--- start of Listing ---

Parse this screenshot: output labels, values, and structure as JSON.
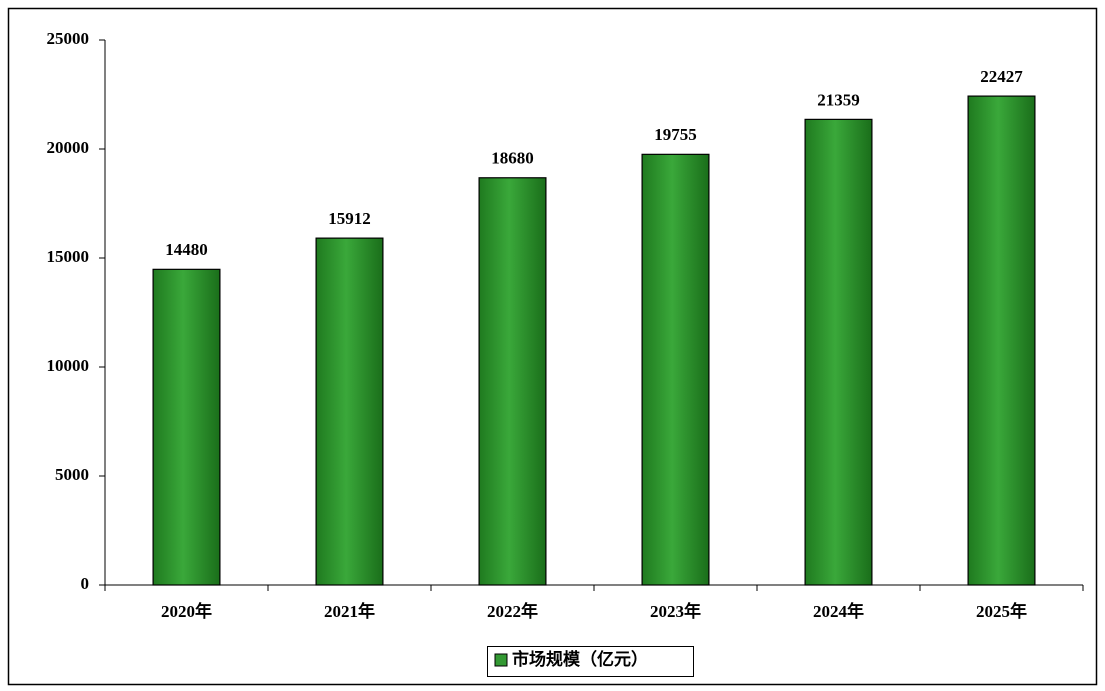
{
  "chart_data": {
    "type": "bar",
    "categories": [
      "2020年",
      "2021年",
      "2022年",
      "2023年",
      "2024年",
      "2025年"
    ],
    "series": [
      {
        "name": "市场规模（亿元）",
        "color": "#339933",
        "values": [
          14480,
          15912,
          18680,
          19755,
          21359,
          22427
        ]
      }
    ],
    "ylim": [
      0,
      25000
    ],
    "yticks": [
      0,
      5000,
      10000,
      15000,
      20000,
      25000
    ],
    "grid": false,
    "legend": "bottom"
  }
}
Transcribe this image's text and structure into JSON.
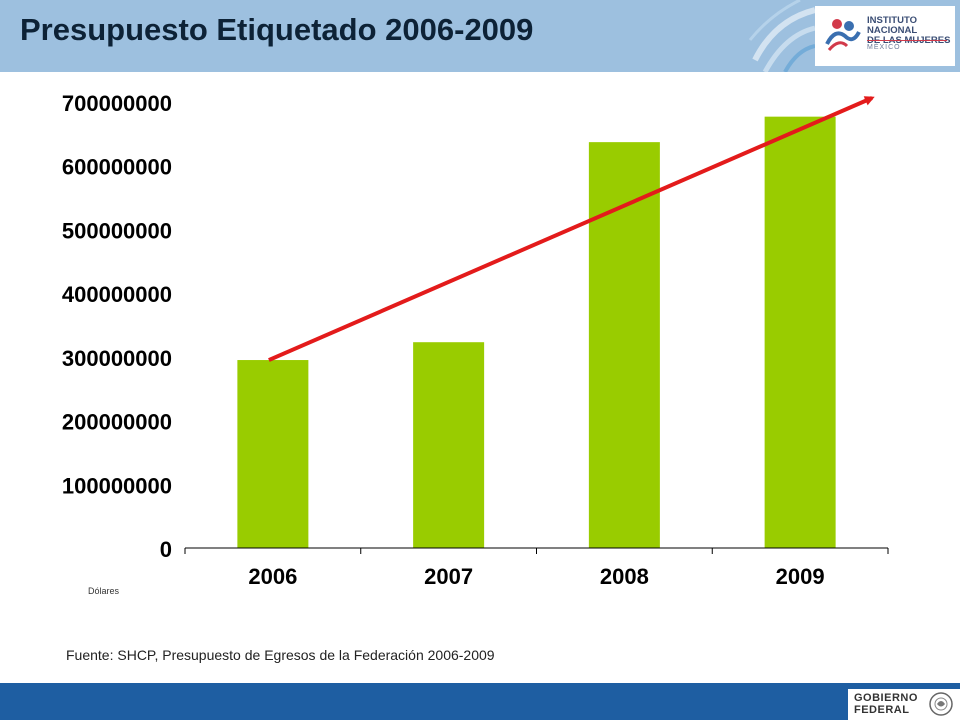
{
  "header": {
    "title": "Presupuesto Etiquetado 2006-2009",
    "logo_line1": "INSTITUTO NACIONAL",
    "logo_line2": "DE LAS MUJERES",
    "logo_line3": "MÉXICO"
  },
  "chart_data": {
    "type": "bar",
    "categories": [
      "2006",
      "2007",
      "2008",
      "2009"
    ],
    "values": [
      295000000,
      323000000,
      637000000,
      677000000
    ],
    "ylim": [
      0,
      700000000
    ],
    "yticks": [
      0,
      100000000,
      200000000,
      300000000,
      400000000,
      500000000,
      600000000,
      700000000
    ],
    "ytick_labels": [
      "0",
      "100000000",
      "200000000",
      "300000000",
      "400000000",
      "500000000",
      "600000000",
      "700000000"
    ],
    "bar_color": "#99cc00",
    "trend_arrow_color": "#e31b1b",
    "grid": false,
    "legend": false
  },
  "unit_note": "Dólares",
  "source": "Fuente: SHCP, Presupuesto de Egresos de la Federación 2006-2009",
  "footer": {
    "gov_line1": "GOBIERNO",
    "gov_line2": "FEDERAL"
  },
  "colors": {
    "header": "#9dc0df",
    "footer": "#1e5ea2",
    "title": "#0d2236"
  }
}
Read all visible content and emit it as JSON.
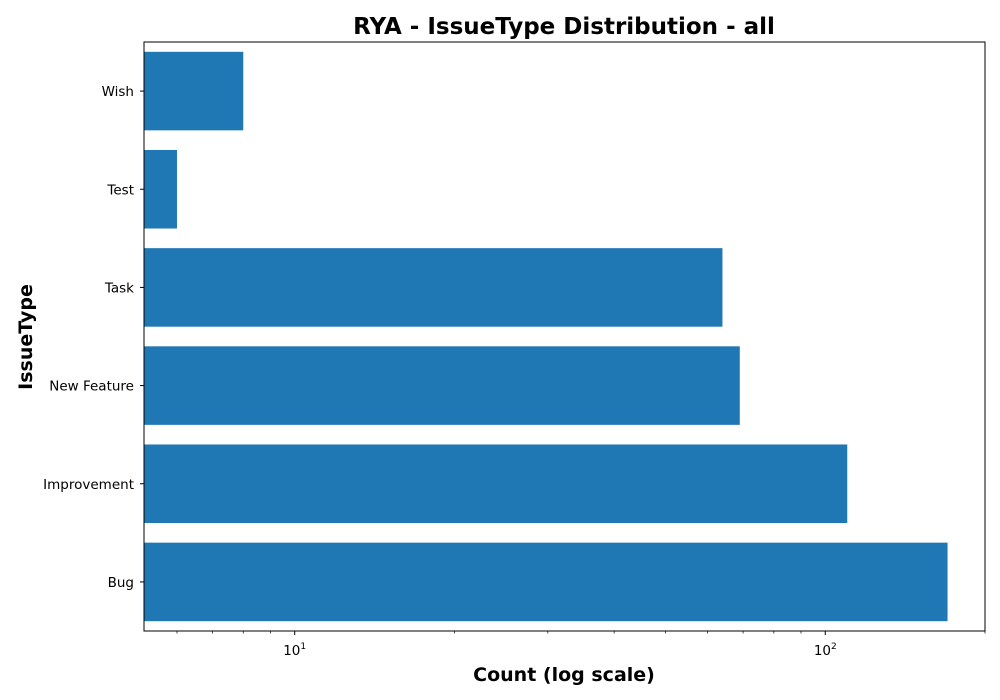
{
  "chart_data": {
    "type": "bar",
    "orientation": "horizontal",
    "title": "RYA - IssueType Distribution - all",
    "xlabel": "Count (log scale)",
    "ylabel": "IssueType",
    "x_scale": "log",
    "xlim": [
      5.2,
      200
    ],
    "categories": [
      "Bug",
      "Improvement",
      "New Feature",
      "Task",
      "Test",
      "Wish"
    ],
    "values": [
      170,
      110,
      69,
      64,
      6,
      8
    ],
    "x_major_ticks": [
      {
        "value": 10,
        "base": "10",
        "exp": "1"
      },
      {
        "value": 100,
        "base": "10",
        "exp": "2"
      }
    ],
    "colors": {
      "bar": "#1f77b4"
    },
    "grid": false,
    "legend": "none"
  }
}
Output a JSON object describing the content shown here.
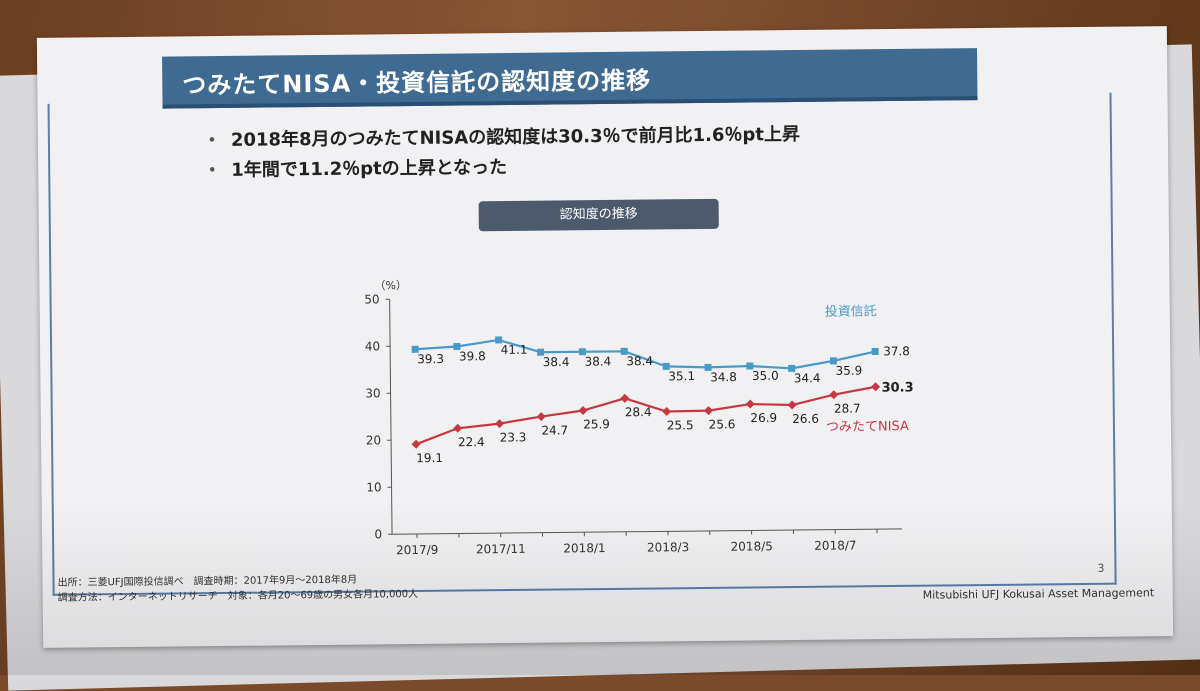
{
  "title": "つみたてNISA・投資信託の認知度の推移",
  "bullets": [
    "2018年8月のつみたてNISAの認知度は30.3％で前月比1.6％pt上昇",
    "1年間で11.2％ptの上昇となった"
  ],
  "chart_label": "認知度の推移",
  "footer": {
    "source_line1": "出所：三菱UFJ国際投信調べ　調査時期：2017年9月～2018年8月",
    "source_line2": "調査方法：インターネットリサーチ　対象：各月20～69歳の男女各月10,000人",
    "page_number": "3",
    "company": "Mitsubishi UFJ Kokusai Asset Management"
  },
  "chart_data": {
    "type": "line",
    "title": "認知度の推移",
    "y_unit_label": "（%）",
    "ylim": [
      0,
      50
    ],
    "y_ticks": [
      0,
      10,
      20,
      30,
      40,
      50
    ],
    "x": [
      "2017/9",
      "2017/10",
      "2017/11",
      "2017/12",
      "2018/1",
      "2018/2",
      "2018/3",
      "2018/4",
      "2018/5",
      "2018/6",
      "2018/7",
      "2018/8"
    ],
    "x_tick_labels": [
      "2017/9",
      "2017/11",
      "2018/1",
      "2018/3",
      "2018/5",
      "2018/7"
    ],
    "series": [
      {
        "name": "投資信託",
        "color": "#4a9ac8",
        "values": [
          39.3,
          39.8,
          41.1,
          38.4,
          38.4,
          38.4,
          35.1,
          34.8,
          35.0,
          34.4,
          35.9,
          37.8
        ]
      },
      {
        "name": "つみたてNISA",
        "color": "#c8373f",
        "values": [
          19.1,
          22.4,
          23.3,
          24.7,
          25.9,
          28.4,
          25.5,
          25.6,
          26.9,
          26.6,
          28.7,
          30.3
        ]
      }
    ],
    "grid": false,
    "legend": "inline-labels"
  }
}
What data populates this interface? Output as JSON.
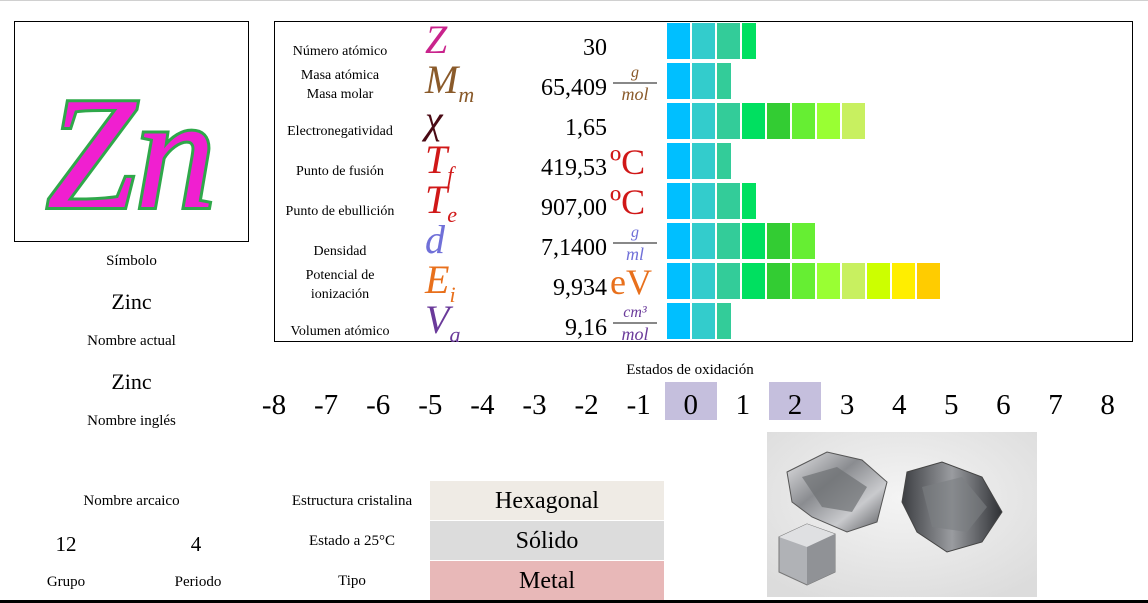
{
  "element": {
    "symbol": "Zn",
    "symbol_label": "Símbolo",
    "current_name": "Zinc",
    "current_name_label": "Nombre actual",
    "english_name": "Zinc",
    "english_name_label": "Nombre inglés",
    "archaic_name_label": "Nombre arcaico",
    "group": "12",
    "group_label": "Grupo",
    "period": "4",
    "period_label": "Periodo"
  },
  "properties": [
    {
      "name": "Número atómico",
      "symbol": "Z",
      "value": "30",
      "unit": "",
      "bar_segments": 4,
      "color": "#c9238c"
    },
    {
      "name": "Masa atómica\nMasa molar",
      "symbol": "M",
      "subscript": "m",
      "value": "65,409",
      "unit_num": "g",
      "unit_den": "mol",
      "bar_segments": 3,
      "color": "#8a5a2a"
    },
    {
      "name": "Electronegatividad",
      "symbol": "χ",
      "value": "1,65",
      "unit": "",
      "bar_segments": 8,
      "color": "#4a0a14"
    },
    {
      "name": "Punto de fusión",
      "symbol": "T",
      "subscript": "f",
      "value": "419,53",
      "unit": "ºC",
      "bar_segments": 3,
      "color": "#d01818"
    },
    {
      "name": "Punto de ebullición",
      "symbol": "T",
      "subscript": "e",
      "value": "907,00",
      "unit": "ºC",
      "bar_segments": 4,
      "color": "#d01818"
    },
    {
      "name": "Densidad",
      "symbol": "d",
      "value": "7,1400",
      "unit_num": "g",
      "unit_den": "ml",
      "bar_segments": 6,
      "color": "#7070d8"
    },
    {
      "name": "Potencial de\nionización",
      "symbol": "E",
      "subscript": "i",
      "value": "9,934",
      "unit": "eV",
      "bar_segments": 11,
      "color": "#e8701c"
    },
    {
      "name": "Volumen atómico",
      "symbol": "V",
      "subscript": "a",
      "value": "9,16",
      "unit_num": "cm³",
      "unit_den": "mol",
      "bar_segments": 3,
      "color": "#6a3a9a"
    }
  ],
  "bar_colors": [
    "#00bfff",
    "#33cccc",
    "#33cc99",
    "#00e060",
    "#33cc33",
    "#66ee33",
    "#99ff33",
    "#c8f060",
    "#ccff00",
    "#ffee00",
    "#ffcc00"
  ],
  "oxidation": {
    "title": "Estados de oxidación",
    "states": [
      "-8",
      "-7",
      "-6",
      "-5",
      "-4",
      "-3",
      "-2",
      "-1",
      "0",
      "1",
      "2",
      "3",
      "4",
      "5",
      "6",
      "7",
      "8"
    ],
    "active": [
      "0",
      "2"
    ]
  },
  "structure": {
    "crystal_label": "Estructura cristalina",
    "crystal_value": "Hexagonal",
    "state_label": "Estado a 25°C",
    "state_value": "Sólido",
    "type_label": "Tipo",
    "type_value": "Metal",
    "colors": {
      "crystal": "#efebe5",
      "state": "#dcdcdc",
      "type": "#e8b8b8"
    }
  }
}
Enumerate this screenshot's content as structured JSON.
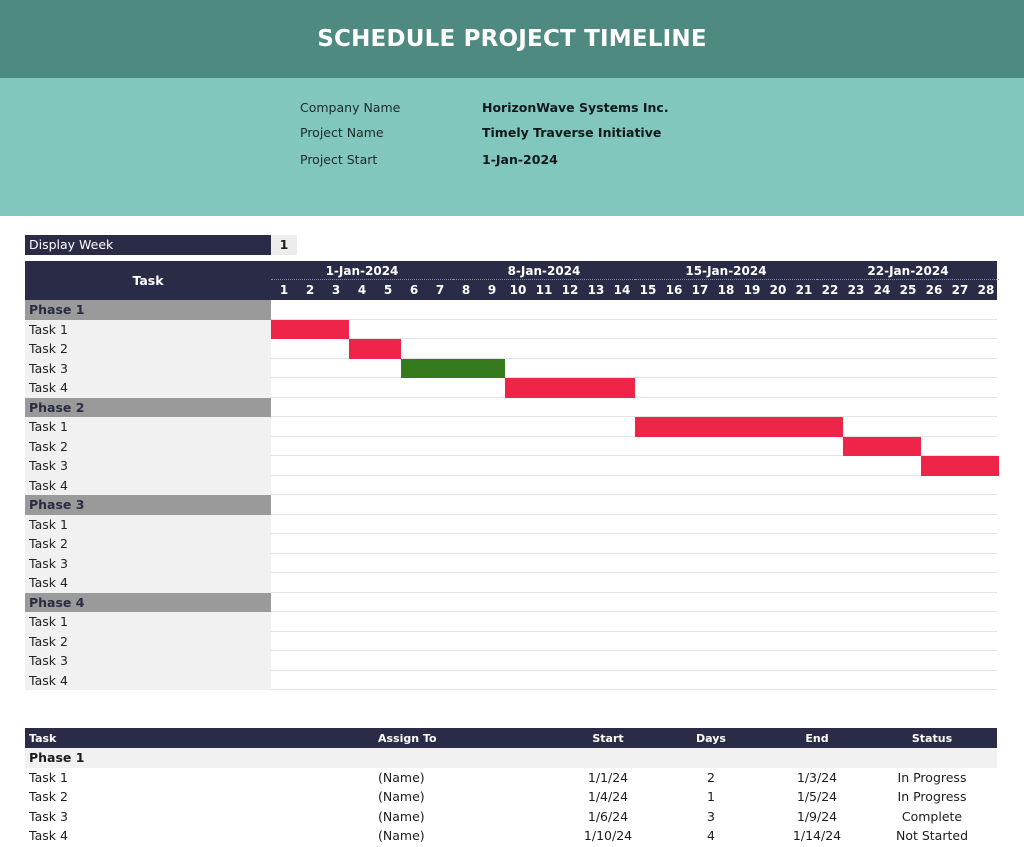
{
  "title": "SCHEDULE PROJECT TIMELINE",
  "info": [
    {
      "label": "Company Name",
      "value": "HorizonWave Systems Inc."
    },
    {
      "label": "Project Name",
      "value": "Timely Traverse Initiative"
    },
    {
      "label": "Project Start",
      "value": "1-Jan-2024"
    }
  ],
  "display_week": {
    "label": "Display Week",
    "value": "1"
  },
  "gantt": {
    "task_header": "Task",
    "weeks": [
      "1-Jan-2024",
      "8-Jan-2024",
      "15-Jan-2024",
      "22-Jan-2024"
    ],
    "days": [
      "1",
      "2",
      "3",
      "4",
      "5",
      "6",
      "7",
      "8",
      "9",
      "10",
      "11",
      "12",
      "13",
      "14",
      "15",
      "16",
      "17",
      "18",
      "19",
      "20",
      "21",
      "22",
      "23",
      "24",
      "25",
      "26",
      "27",
      "28"
    ],
    "colors": {
      "not_started": "#ee2548",
      "complete": "#357a1d"
    },
    "rows": [
      {
        "label": "Phase 1",
        "type": "phase"
      },
      {
        "label": "Task 1",
        "type": "task",
        "bar": {
          "start_day": 1,
          "end_day": 3,
          "status": "not_started"
        }
      },
      {
        "label": "Task 2",
        "type": "task",
        "bar": {
          "start_day": 4,
          "end_day": 5,
          "status": "not_started"
        }
      },
      {
        "label": "Task 3",
        "type": "task",
        "bar": {
          "start_day": 6,
          "end_day": 9,
          "status": "complete"
        }
      },
      {
        "label": "Task 4",
        "type": "task",
        "bar": {
          "start_day": 10,
          "end_day": 14,
          "status": "not_started"
        }
      },
      {
        "label": "Phase 2",
        "type": "phase"
      },
      {
        "label": "Task 1",
        "type": "task",
        "bar": {
          "start_day": 15,
          "end_day": 22,
          "status": "not_started"
        }
      },
      {
        "label": "Task 2",
        "type": "task",
        "bar": {
          "start_day": 23,
          "end_day": 25,
          "status": "not_started"
        }
      },
      {
        "label": "Task 3",
        "type": "task",
        "bar": {
          "start_day": 26,
          "end_day": 28,
          "status": "not_started"
        }
      },
      {
        "label": "Task 4",
        "type": "task"
      },
      {
        "label": "Phase 3",
        "type": "phase"
      },
      {
        "label": "Task 1",
        "type": "task"
      },
      {
        "label": "Task 2",
        "type": "task"
      },
      {
        "label": "Task 3",
        "type": "task"
      },
      {
        "label": "Task 4",
        "type": "task"
      },
      {
        "label": "Phase 4",
        "type": "phase"
      },
      {
        "label": "Task 1",
        "type": "task"
      },
      {
        "label": "Task 2",
        "type": "task"
      },
      {
        "label": "Task 3",
        "type": "task"
      },
      {
        "label": "Task 4",
        "type": "task"
      }
    ]
  },
  "table": {
    "headers": {
      "task": "Task",
      "assign": "Assign To",
      "start": "Start",
      "days": "Days",
      "end": "End",
      "status": "Status"
    },
    "phase_label": "Phase 1",
    "rows": [
      {
        "task": "Task 1",
        "assign": "(Name)",
        "start": "1/1/24",
        "days": "2",
        "end": "1/3/24",
        "status": "In Progress"
      },
      {
        "task": "Task 2",
        "assign": "(Name)",
        "start": "1/4/24",
        "days": "1",
        "end": "1/5/24",
        "status": "In Progress"
      },
      {
        "task": "Task 3",
        "assign": "(Name)",
        "start": "1/6/24",
        "days": "3",
        "end": "1/9/24",
        "status": "Complete"
      },
      {
        "task": "Task 4",
        "assign": "(Name)",
        "start": "1/10/24",
        "days": "4",
        "end": "1/14/24",
        "status": "Not Started"
      }
    ]
  }
}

--- end of Listing ---

What needs to be done:
Gather every line containing the word "Zinc" and copy it.

Answer to this task:
    "current_name": "Zinc",
    "english_name": "Zinc",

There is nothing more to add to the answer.